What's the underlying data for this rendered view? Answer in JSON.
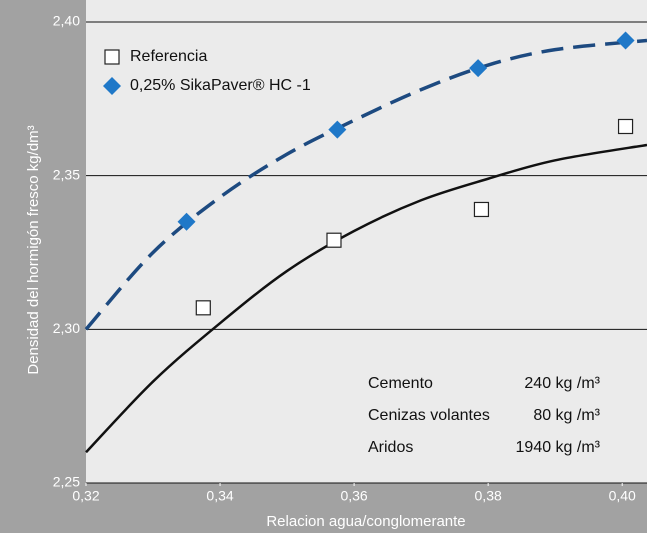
{
  "chart_data": {
    "type": "scatter",
    "x_label": "Relacion agua/conglomerante",
    "y_label": "Densidad del hormigón fresco kg/dm³",
    "xlim": [
      0.32,
      0.4037
    ],
    "ylim": [
      2.25,
      2.4
    ],
    "xticks": [
      {
        "value": 0.32,
        "label": "0,32"
      },
      {
        "value": 0.34,
        "label": "0,34"
      },
      {
        "value": 0.36,
        "label": "0,36"
      },
      {
        "value": 0.38,
        "label": "0,38"
      },
      {
        "value": 0.4,
        "label": "0,40"
      }
    ],
    "yticks": [
      {
        "value": 2.25,
        "label": "2,25"
      },
      {
        "value": 2.3,
        "label": "2,30"
      },
      {
        "value": 2.35,
        "label": "2,35"
      },
      {
        "value": 2.4,
        "label": "2,40"
      }
    ],
    "grid": true,
    "legend": "upper left",
    "series": [
      {
        "name": "Referencia",
        "marker": "square",
        "color": "#222222",
        "x": [
          0.3375,
          0.357,
          0.379,
          0.4005
        ],
        "values": [
          2.307,
          2.329,
          2.339,
          2.366
        ],
        "fit_x": [
          0.32,
          0.33,
          0.34,
          0.35,
          0.36,
          0.37,
          0.38,
          0.39,
          0.4037
        ],
        "fit_y": [
          2.26,
          2.283,
          2.302,
          2.319,
          2.332,
          2.342,
          2.349,
          2.355,
          2.36
        ]
      },
      {
        "name": "0,25% SikaPaver® HC -1",
        "marker": "diamond",
        "color": "#1f78c8",
        "x": [
          0.335,
          0.3575,
          0.3785,
          0.4005
        ],
        "values": [
          2.335,
          2.365,
          2.385,
          2.394
        ],
        "fit_x": [
          0.32,
          0.33,
          0.34,
          0.35,
          0.36,
          0.37,
          0.38,
          0.39,
          0.4037
        ],
        "fit_y": [
          2.3,
          2.325,
          2.343,
          2.357,
          2.368,
          2.378,
          2.386,
          2.391,
          2.394
        ]
      }
    ],
    "annotation_table": [
      [
        "Cemento",
        "240 kg /m³"
      ],
      [
        "Cenizas volantes",
        "80 kg /m³"
      ],
      [
        "Aridos",
        "1940 kg /m³"
      ]
    ]
  }
}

• **Challenge**: Using the listing above, list every line in which the string "name" occurs.

• **Written solution**:
        "name": "Referencia",
        "name": "0,25% SikaPaver® HC -1",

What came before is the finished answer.